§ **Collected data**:
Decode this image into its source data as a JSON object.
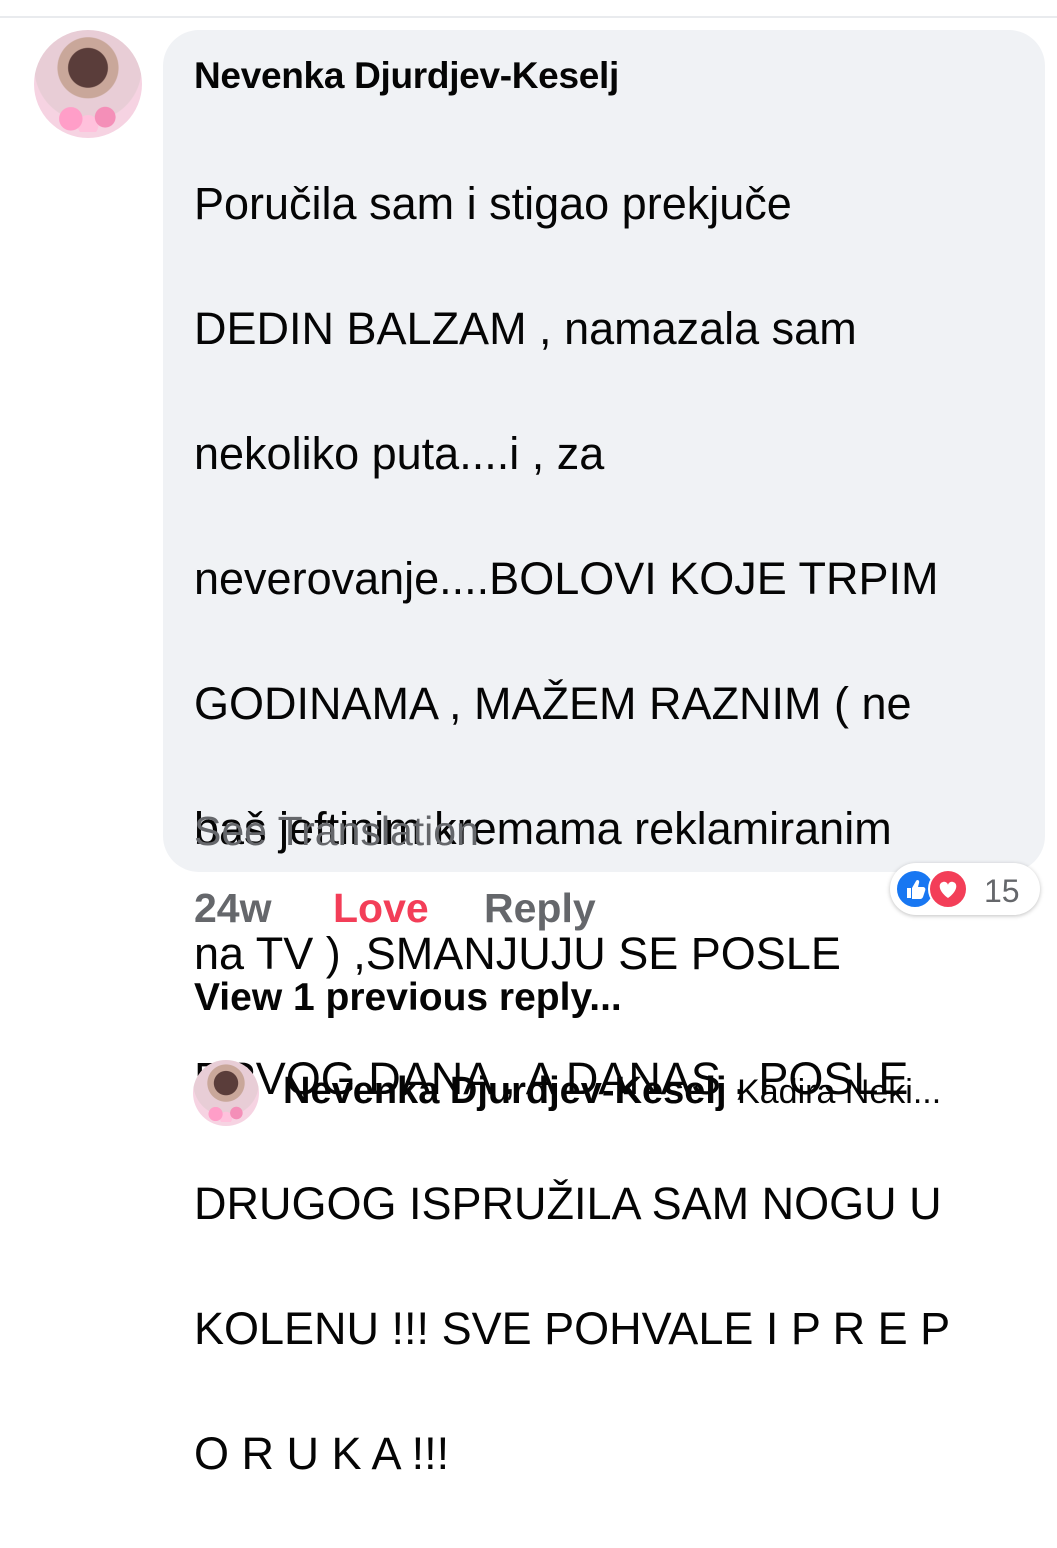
{
  "comment": {
    "author": "Nevenka Djurdjev-Keselj",
    "text_lines": [
      "Poručila sam i stigao prekjuče",
      "DEDIN BALZAM , namazala sam",
      "nekoliko puta....i , za",
      "neverovanje....BOLOVI KOJE TRPIM",
      "GODINAMA , MAŽEM RAZNIM ( ne",
      "baš jeftinim kremama reklamiranim",
      "na TV ) ,SMANJUJU SE POSLE",
      "PRVOG DANA , A DANAS , POSLE",
      "DRUGOG ISPRUŽILA SAM NOGU U",
      "KOLENU !!! SVE POHVALE I P R E P",
      "O R U K A !!!"
    ],
    "see_translation": "See Translation",
    "reaction_count": "15",
    "reaction_icons": [
      "like-icon",
      "love-icon"
    ],
    "actions": {
      "time": "24w",
      "love": "Love",
      "reply": "Reply"
    }
  },
  "replies": {
    "view_previous": "View 1 previous reply...",
    "latest": {
      "author": "Nevenka Djurdjev-Keselj",
      "snippet": "Kadira Neki..."
    }
  },
  "colors": {
    "bubble": "#f0f2f5",
    "love": "#f33e58",
    "like": "#1877f2",
    "muted": "#65676b"
  }
}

§ **Given exercise**:
Retype all entries exactly as they appear, dropping the images.

§ **Output of the task**:
Decode this image into its source data as a JSON object.
{
  "comment": {
    "author": "Nevenka Djurdjev-Keselj",
    "text_lines": [
      "Poručila sam i stigao prekjuče",
      "DEDIN BALZAM , namazala sam",
      "nekoliko puta....i , za",
      "neverovanje....BOLOVI KOJE TRPIM",
      "GODINAMA , MAŽEM RAZNIM ( ne",
      "baš jeftinim kremama reklamiranim",
      "na TV ) ,SMANJUJU SE POSLE",
      "PRVOG DANA , A DANAS , POSLE",
      "DRUGOG ISPRUŽILA SAM NOGU U",
      "KOLENU !!! SVE POHVALE I P R E P",
      "O R U K A !!!"
    ],
    "see_translation": "See Translation",
    "reaction_count": "15",
    "reaction_icons": [
      "like-icon",
      "love-icon"
    ],
    "actions": {
      "time": "24w",
      "love": "Love",
      "reply": "Reply"
    }
  },
  "replies": {
    "view_previous": "View 1 previous reply...",
    "latest": {
      "author": "Nevenka Djurdjev-Keselj",
      "snippet": "Kadira Neki..."
    }
  },
  "colors": {
    "bubble": "#f0f2f5",
    "love": "#f33e58",
    "like": "#1877f2",
    "muted": "#65676b"
  }
}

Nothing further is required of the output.